WORK INSTRUCTIONS
Leaving out all images, write out the records that follow exactly.

STORED RECORDS
________________

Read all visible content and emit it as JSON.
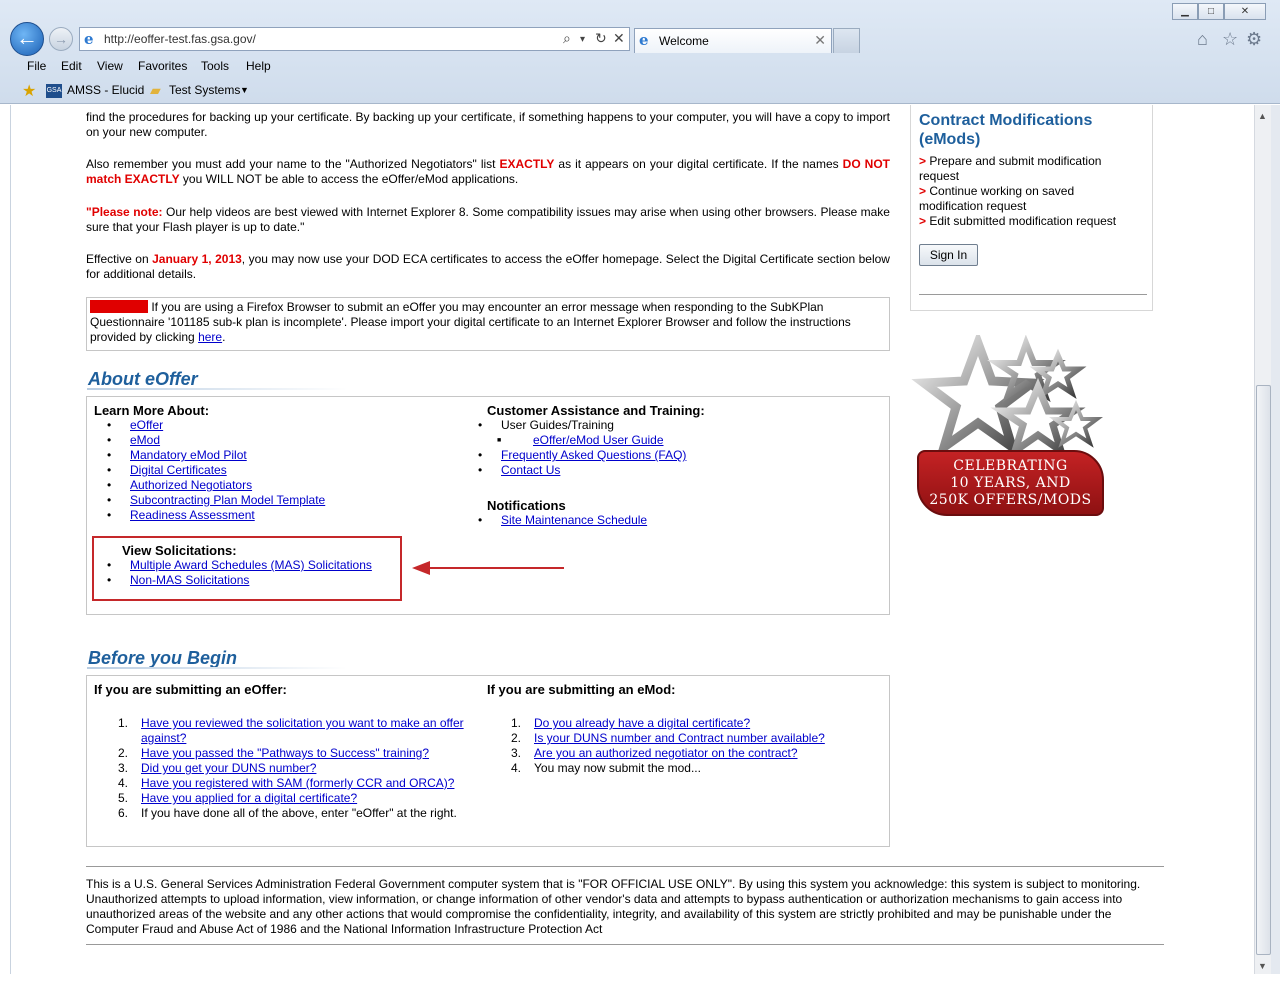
{
  "browser": {
    "address": "http://eoffer-test.fas.gsa.gov/",
    "tab_title": "Welcome",
    "menu": [
      "File",
      "Edit",
      "View",
      "Favorites",
      "Tools",
      "Help"
    ],
    "favorites": [
      "AMSS - Elucid",
      "Test Systems"
    ]
  },
  "intro": {
    "p1": "find the procedures for backing up your certificate. By backing up your certificate, if something happens to your computer, you will have a copy to import on your new computer.",
    "p2_a": "Also remember you must add your name to the \"Authorized Negotiators\" list ",
    "p2_exactly": "EXACTLY",
    "p2_b": " as it appears on your digital certificate. If the names ",
    "p2_donot": "DO NOT match EXACTLY",
    "p2_c": " you WILL NOT be able to access the eOffer/eMod applications.",
    "p3_note": "\"Please note:",
    "p3_text": " Our help videos are best viewed with Internet Explorer 8. Some compatibility issues may arise when using other browsers. Please make sure that your Flash player is up to date.\"",
    "p4_a": "Effective on ",
    "p4_date": "January 1, 2013",
    "p4_b": ", you may now use your DOD ECA certificates to access the eOffer homepage. Select the Digital Certificate section below for additional details.",
    "notice_text": " If you are using a Firefox Browser to submit an eOffer you may encounter an error message when responding to the SubKPlan Questionnaire '101185 sub-k plan is incomplete'. Please import your digital certificate to an Internet Explorer Browser and follow the instructions provided by clicking ",
    "notice_link": "here",
    "notice_end": "."
  },
  "about": {
    "heading": "About eOffer",
    "learn_title": "Learn More About:",
    "learn_links": [
      "eOffer",
      "eMod",
      "Mandatory eMod Pilot",
      "Digital Certificates",
      "Authorized Negotiators",
      "Subcontracting Plan Model Template",
      "Readiness Assessment"
    ],
    "solicit_title": "View Solicitations:",
    "solicit_links": [
      "Multiple Award Schedules (MAS) Solicitations",
      "Non-MAS Solicitations"
    ],
    "cust_title": "Customer Assistance and Training:",
    "cust_guides": "User Guides/Training",
    "cust_guide_link": "eOffer/eMod User Guide",
    "cust_links": [
      "Frequently Asked Questions (FAQ)",
      "Contact Us"
    ],
    "notif_title": "Notifications",
    "notif_link": "Site Maintenance Schedule"
  },
  "before": {
    "heading": "Before you Begin",
    "eoffer_title": "If you are submitting an eOffer:",
    "eoffer_steps": [
      {
        "num": "1.",
        "text": "Have you reviewed the solicitation you want to make an offer against?",
        "link": true
      },
      {
        "num": "2.",
        "text": "Have you passed the \"Pathways to Success\" training?",
        "link": true
      },
      {
        "num": "3.",
        "text": "Did you get your DUNS number?",
        "link": true
      },
      {
        "num": "4.",
        "text": "Have you registered with SAM (formerly CCR and ORCA)?",
        "link": true
      },
      {
        "num": "5.",
        "text": "Have you applied for a digital certificate?",
        "link": true
      },
      {
        "num": "6.",
        "text": "If you have done all of the above, enter \"eOffer\" at the right.",
        "link": false
      }
    ],
    "emod_title": "If you are submitting an eMod:",
    "emod_steps": [
      {
        "num": "1.",
        "text": "Do you already have a digital certificate?",
        "link": true
      },
      {
        "num": "2.",
        "text": "Is your DUNS number and Contract number available?",
        "link": true
      },
      {
        "num": "3.",
        "text": "Are you an authorized negotiator on the contract?",
        "link": true
      },
      {
        "num": "4.",
        "text": "You may now submit the mod...",
        "link": false
      }
    ]
  },
  "emods_panel": {
    "title": "Contract Modifications (eMods)",
    "gt": ">",
    "items": [
      "Prepare and submit modification request",
      "Continue working on saved modification request",
      "Edit submitted modification request"
    ],
    "signin": "Sign In"
  },
  "badge": {
    "banner": [
      "CELEBRATING",
      "10 YEARS, AND",
      "250K OFFERS/MODS"
    ]
  },
  "footer": {
    "text": "This is a U.S. General Services Administration Federal Government computer system that is \"FOR OFFICIAL USE ONLY\". By using this system you acknowledge: this system is subject to monitoring. Unauthorized attempts to upload information, view information, or change information of other vendor's data and attempts to bypass authentication or authorization mechanisms to gain access into unauthorized areas of the website and any other actions that would compromise the confidentiality, integrity, and availability of this system are strictly prohibited and may be punishable under the Computer Fraud and Abuse Act of 1986 and the National Information Infrastructure Protection Act"
  },
  "colors": {
    "accent": "#1e5f9c",
    "alert": "#e00000",
    "link": "#0000cc",
    "highlight": "#c5282a"
  }
}
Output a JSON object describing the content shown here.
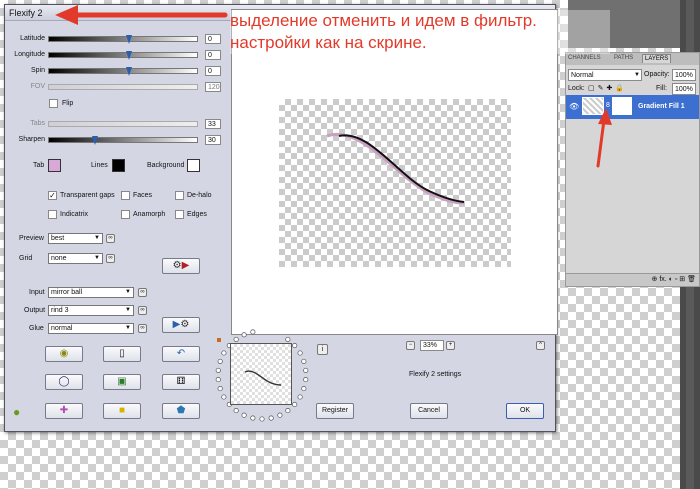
{
  "dialog": {
    "title": "Flexify 2",
    "sliders": [
      {
        "label": "Latitude",
        "value": "0",
        "fill": 0.53,
        "enabled": true
      },
      {
        "label": "Longitude",
        "value": "0",
        "fill": 0.53,
        "enabled": true
      },
      {
        "label": "Spin",
        "value": "0",
        "fill": 0.53,
        "enabled": true
      },
      {
        "label": "FOV",
        "value": "120",
        "fill": 0,
        "enabled": false
      },
      {
        "label": "Tabs",
        "value": "33",
        "fill": 0,
        "enabled": false
      },
      {
        "label": "Sharpen",
        "value": "30",
        "fill": 0.3,
        "enabled": true
      }
    ],
    "flip_label": "Flip",
    "colors": {
      "tab_label": "Tab",
      "tab_color": "#d8a8d8",
      "lines_label": "Lines",
      "lines_color": "#000000",
      "background_label": "Background",
      "background_color": "#ffffff"
    },
    "checkboxes": [
      {
        "label": "Transparent gaps",
        "checked": true
      },
      {
        "label": "Faces",
        "checked": false
      },
      {
        "label": "De-halo",
        "checked": false
      },
      {
        "label": "Indicatrix",
        "checked": false
      },
      {
        "label": "Anamorph",
        "checked": false
      },
      {
        "label": "Edges",
        "checked": false
      }
    ],
    "preview_label": "Preview",
    "preview_value": "best",
    "grid_label": "Grid",
    "grid_value": "none",
    "input_label": "Input",
    "input_value": "mirror ball",
    "output_label": "Output",
    "output_value": "rind 3",
    "glue_label": "Glue",
    "glue_value": "normal",
    "zoom": "33%",
    "zoom_minus": "−",
    "zoom_plus": "+",
    "info_icon": "i",
    "up_icon": "^",
    "settings_text": "Flexify 2 settings",
    "register_label": "Register",
    "cancel_label": "Cancel",
    "ok_label": "OK"
  },
  "annotation": {
    "line1": "выделение отменить и идем в фильтр.",
    "line2": "настройки как на скрине."
  },
  "layers_panel": {
    "tab_channels": "CHANNELS",
    "tab_paths": "PATHS",
    "tab_layers": "LAYERS",
    "blend_mode": "Normal",
    "opacity_label": "Opacity:",
    "opacity_value": "100%",
    "lock_label": "Lock:",
    "fill_label": "Fill:",
    "fill_value": "100%",
    "layer_name": "Gradient Fill 1",
    "footer_icons": "⊕  fx.  ◐  ▫  ⊞  🗑"
  }
}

________________

RESPONSE
Read all visible content and emit it as JSON.
{
  "browser": {
    "address": "http://eoffer-test.fas.gsa.gov/",
    "tab_title": "Welcome",
    "menu": [
      "File",
      "Edit",
      "View",
      "Favorites",
      "Tools",
      "Help"
    ],
    "favorites": [
      "AMSS - Elucid",
      "Test Systems"
    ]
  },
  "intro": {
    "p1": "find the procedures for backing up your certificate. By backing up your certificate, if something happens to your computer, you will have a copy to import on your new computer.",
    "p2_a": "Also remember you must add your name to the \"Authorized Negotiators\" list ",
    "p2_exactly": "EXACTLY",
    "p2_b": " as it appears on your digital certificate. If the names ",
    "p2_donot": "DO NOT match EXACTLY",
    "p2_c": " you WILL NOT be able to access the eOffer/eMod applications.",
    "p3_note": "\"Please note:",
    "p3_text": " Our help videos are best viewed with Internet Explorer 8. Some compatibility issues may arise when using other browsers. Please make sure that your Flash player is up to date.\"",
    "p4_a": "Effective on ",
    "p4_date": "January 1, 2013",
    "p4_b": ", you may now use your DOD ECA certificates to access the eOffer homepage. Select the Digital Certificate section below for additional details.",
    "notice_text": " If you are using a Firefox Browser to submit an eOffer you may encounter an error message when responding to the SubKPlan Questionnaire '101185 sub-k plan is incomplete'. Please import your digital certificate to an Internet Explorer Browser and follow the instructions provided by clicking ",
    "notice_link": "here",
    "notice_end": "."
  },
  "about": {
    "heading": "About eOffer",
    "learn_title": "Learn More About:",
    "learn_links": [
      "eOffer",
      "eMod",
      "Mandatory eMod Pilot",
      "Digital Certificates",
      "Authorized Negotiators",
      "Subcontracting Plan Model Template",
      "Readiness Assessment"
    ],
    "solicit_title": "View Solicitations:",
    "solicit_links": [
      "Multiple Award Schedules (MAS) Solicitations",
      "Non-MAS Solicitations"
    ],
    "cust_title": "Customer Assistance and Training:",
    "cust_guides": "User Guides/Training",
    "cust_guide_link": "eOffer/eMod User Guide",
    "cust_links": [
      "Frequently Asked Questions (FAQ)",
      "Contact Us"
    ],
    "notif_title": "Notifications",
    "notif_link": "Site Maintenance Schedule"
  },
  "before": {
    "heading": "Before you Begin",
    "eoffer_title": "If you are submitting an eOffer:",
    "eoffer_steps": [
      {
        "num": "1.",
        "text": "Have you reviewed the solicitation you want to make an offer against?",
        "link": true
      },
      {
        "num": "2.",
        "text": "Have you passed the \"Pathways to Success\" training?",
        "link": true
      },
      {
        "num": "3.",
        "text": "Did you get your DUNS number?",
        "link": true
      },
      {
        "num": "4.",
        "text": "Have you registered with SAM (formerly CCR and ORCA)?",
        "link": true
      },
      {
        "num": "5.",
        "text": "Have you applied for a digital certificate?",
        "link": true
      },
      {
        "num": "6.",
        "text": "If you have done all of the above, enter \"eOffer\" at the right.",
        "link": false
      }
    ],
    "emod_title": "If you are submitting an eMod:",
    "emod_steps": [
      {
        "num": "1.",
        "text": "Do you already have a digital certificate?",
        "link": true
      },
      {
        "num": "2.",
        "text": "Is your DUNS number and Contract number available?",
        "link": true
      },
      {
        "num": "3.",
        "text": "Are you an authorized negotiator on the contract?",
        "link": true
      },
      {
        "num": "4.",
        "text": "You may now submit the mod...",
        "link": false
      }
    ]
  },
  "emods_panel": {
    "title": "Contract Modifications (eMods)",
    "gt": ">",
    "items": [
      "Prepare and submit modification request",
      "Continue working on saved modification request",
      "Edit submitted modification request"
    ],
    "signin": "Sign In"
  },
  "badge": {
    "banner": [
      "CELEBRATING",
      "10 YEARS, AND",
      "250K OFFERS/MODS"
    ]
  },
  "footer": {
    "text": "This is a U.S. General Services Administration Federal Government computer system that is \"FOR OFFICIAL USE ONLY\". By using this system you acknowledge: this system is subject to monitoring. Unauthorized attempts to upload information, view information, or change information of other vendor's data and attempts to bypass authentication or authorization mechanisms to gain access into unauthorized areas of the website and any other actions that would compromise the confidentiality, integrity, and availability of this system are strictly prohibited and may be punishable under the Computer Fraud and Abuse Act of 1986 and the National Information Infrastructure Protection Act"
  },
  "colors": {
    "accent": "#1e5f9c",
    "alert": "#e00000",
    "link": "#0000cc",
    "highlight": "#c5282a"
  }
}
Output a JSON object describing the content shown here.
{
  "dialog": {
    "title": "Flexify 2",
    "sliders": [
      {
        "label": "Latitude",
        "value": "0",
        "fill": 0.53,
        "enabled": true
      },
      {
        "label": "Longitude",
        "value": "0",
        "fill": 0.53,
        "enabled": true
      },
      {
        "label": "Spin",
        "value": "0",
        "fill": 0.53,
        "enabled": true
      },
      {
        "label": "FOV",
        "value": "120",
        "fill": 0,
        "enabled": false
      },
      {
        "label": "Tabs",
        "value": "33",
        "fill": 0,
        "enabled": false
      },
      {
        "label": "Sharpen",
        "value": "30",
        "fill": 0.3,
        "enabled": true
      }
    ],
    "flip_label": "Flip",
    "colors": {
      "tab_label": "Tab",
      "tab_color": "#d8a8d8",
      "lines_label": "Lines",
      "lines_color": "#000000",
      "background_label": "Background",
      "background_color": "#ffffff"
    },
    "checkboxes": [
      {
        "label": "Transparent gaps",
        "checked": true
      },
      {
        "label": "Faces",
        "checked": false
      },
      {
        "label": "De-halo",
        "checked": false
      },
      {
        "label": "Indicatrix",
        "checked": false
      },
      {
        "label": "Anamorph",
        "checked": false
      },
      {
        "label": "Edges",
        "checked": false
      }
    ],
    "preview_label": "Preview",
    "preview_value": "best",
    "grid_label": "Grid",
    "grid_value": "none",
    "input_label": "Input",
    "input_value": "mirror ball",
    "output_label": "Output",
    "output_value": "rind 3",
    "glue_label": "Glue",
    "glue_value": "normal",
    "zoom": "33%",
    "zoom_minus": "−",
    "zoom_plus": "+",
    "info_icon": "i",
    "up_icon": "^",
    "settings_text": "Flexify 2 settings",
    "register_label": "Register",
    "cancel_label": "Cancel",
    "ok_label": "OK"
  },
  "annotation": {
    "line1": "выделение отменить и идем в фильтр.",
    "line2": "настройки как на скрине."
  },
  "layers_panel": {
    "tab_channels": "CHANNELS",
    "tab_paths": "PATHS",
    "tab_layers": "LAYERS",
    "blend_mode": "Normal",
    "opacity_label": "Opacity:",
    "opacity_value": "100%",
    "lock_label": "Lock:",
    "fill_label": "Fill:",
    "fill_value": "100%",
    "layer_name": "Gradient Fill 1",
    "footer_icons": "⊕  fx.  ◐  ▫  ⊞  🗑"
  }
}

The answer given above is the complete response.